(DATA TO PROCESS)

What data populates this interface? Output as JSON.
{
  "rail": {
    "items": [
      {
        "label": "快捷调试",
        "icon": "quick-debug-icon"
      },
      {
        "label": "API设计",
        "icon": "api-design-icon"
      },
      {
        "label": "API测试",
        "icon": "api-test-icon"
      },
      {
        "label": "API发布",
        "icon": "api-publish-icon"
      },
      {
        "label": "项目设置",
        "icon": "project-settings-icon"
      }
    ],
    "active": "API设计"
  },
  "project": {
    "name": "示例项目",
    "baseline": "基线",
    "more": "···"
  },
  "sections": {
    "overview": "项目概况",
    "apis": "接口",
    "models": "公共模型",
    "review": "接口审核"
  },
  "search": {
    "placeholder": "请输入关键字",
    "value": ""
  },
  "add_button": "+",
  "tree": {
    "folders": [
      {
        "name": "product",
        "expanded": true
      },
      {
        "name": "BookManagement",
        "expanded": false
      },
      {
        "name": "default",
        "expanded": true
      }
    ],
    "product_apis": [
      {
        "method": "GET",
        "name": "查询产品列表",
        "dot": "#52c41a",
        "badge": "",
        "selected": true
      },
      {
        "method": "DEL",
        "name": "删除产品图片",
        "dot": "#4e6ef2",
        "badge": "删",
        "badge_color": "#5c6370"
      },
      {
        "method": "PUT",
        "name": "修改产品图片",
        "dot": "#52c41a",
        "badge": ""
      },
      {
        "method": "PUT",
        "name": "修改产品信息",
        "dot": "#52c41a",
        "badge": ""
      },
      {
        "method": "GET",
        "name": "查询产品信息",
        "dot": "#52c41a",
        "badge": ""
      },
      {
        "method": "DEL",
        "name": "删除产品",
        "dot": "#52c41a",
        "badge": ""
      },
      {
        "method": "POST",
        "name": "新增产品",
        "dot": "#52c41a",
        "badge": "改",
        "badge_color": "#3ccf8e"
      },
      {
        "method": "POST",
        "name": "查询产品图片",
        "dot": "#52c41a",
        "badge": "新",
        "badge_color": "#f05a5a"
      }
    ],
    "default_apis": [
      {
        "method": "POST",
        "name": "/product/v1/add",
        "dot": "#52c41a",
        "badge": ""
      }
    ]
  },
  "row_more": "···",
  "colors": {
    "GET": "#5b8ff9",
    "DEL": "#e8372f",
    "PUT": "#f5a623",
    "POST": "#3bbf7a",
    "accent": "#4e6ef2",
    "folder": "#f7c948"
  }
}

(PROBLEM REQUIREMENTS)
Word for word, quote all of the data above.

(RESULT OF THIS TASK)
What data populates this interface? Output as JSON.
{
  "rail": {
    "items": [
      {
        "label": "快捷调试",
        "icon": "quick-debug-icon"
      },
      {
        "label": "API设计",
        "icon": "api-design-icon"
      },
      {
        "label": "API测试",
        "icon": "api-test-icon"
      },
      {
        "label": "API发布",
        "icon": "api-publish-icon"
      },
      {
        "label": "项目设置",
        "icon": "project-settings-icon"
      }
    ],
    "active": "API设计"
  },
  "project": {
    "name": "示例项目",
    "baseline": "基线",
    "more": "···"
  },
  "sections": {
    "overview": "项目概况",
    "apis": "接口",
    "models": "公共模型",
    "review": "接口审核"
  },
  "search": {
    "placeholder": "请输入关键字",
    "value": ""
  },
  "add_button": "+",
  "tree": {
    "folders": [
      {
        "name": "product",
        "expanded": true
      },
      {
        "name": "BookManagement",
        "expanded": false
      },
      {
        "name": "default",
        "expanded": true
      }
    ],
    "product_apis": [
      {
        "method": "GET",
        "name": "查询产品列表",
        "dot": "#52c41a",
        "badge": "",
        "selected": true
      },
      {
        "method": "DEL",
        "name": "删除产品图片",
        "dot": "#4e6ef2",
        "badge": "删",
        "badge_color": "#5c6370"
      },
      {
        "method": "PUT",
        "name": "修改产品图片",
        "dot": "#52c41a",
        "badge": ""
      },
      {
        "method": "PUT",
        "name": "修改产品信息",
        "dot": "#52c41a",
        "badge": ""
      },
      {
        "method": "GET",
        "name": "查询产品信息",
        "dot": "#52c41a",
        "badge": ""
      },
      {
        "method": "DEL",
        "name": "删除产品",
        "dot": "#52c41a",
        "badge": ""
      },
      {
        "method": "POST",
        "name": "新增产品",
        "dot": "#52c41a",
        "badge": "改",
        "badge_color": "#3ccf8e"
      },
      {
        "method": "POST",
        "name": "查询产品图片",
        "dot": "#52c41a",
        "badge": "新",
        "badge_color": "#f05a5a"
      }
    ],
    "default_apis": [
      {
        "method": "POST",
        "name": "/product/v1/add",
        "dot": "#52c41a",
        "badge": ""
      }
    ]
  },
  "row_more": "···",
  "colors": {
    "GET": "#5b8ff9",
    "DEL": "#e8372f",
    "PUT": "#f5a623",
    "POST": "#3bbf7a",
    "accent": "#4e6ef2",
    "folder": "#f7c948"
  }
}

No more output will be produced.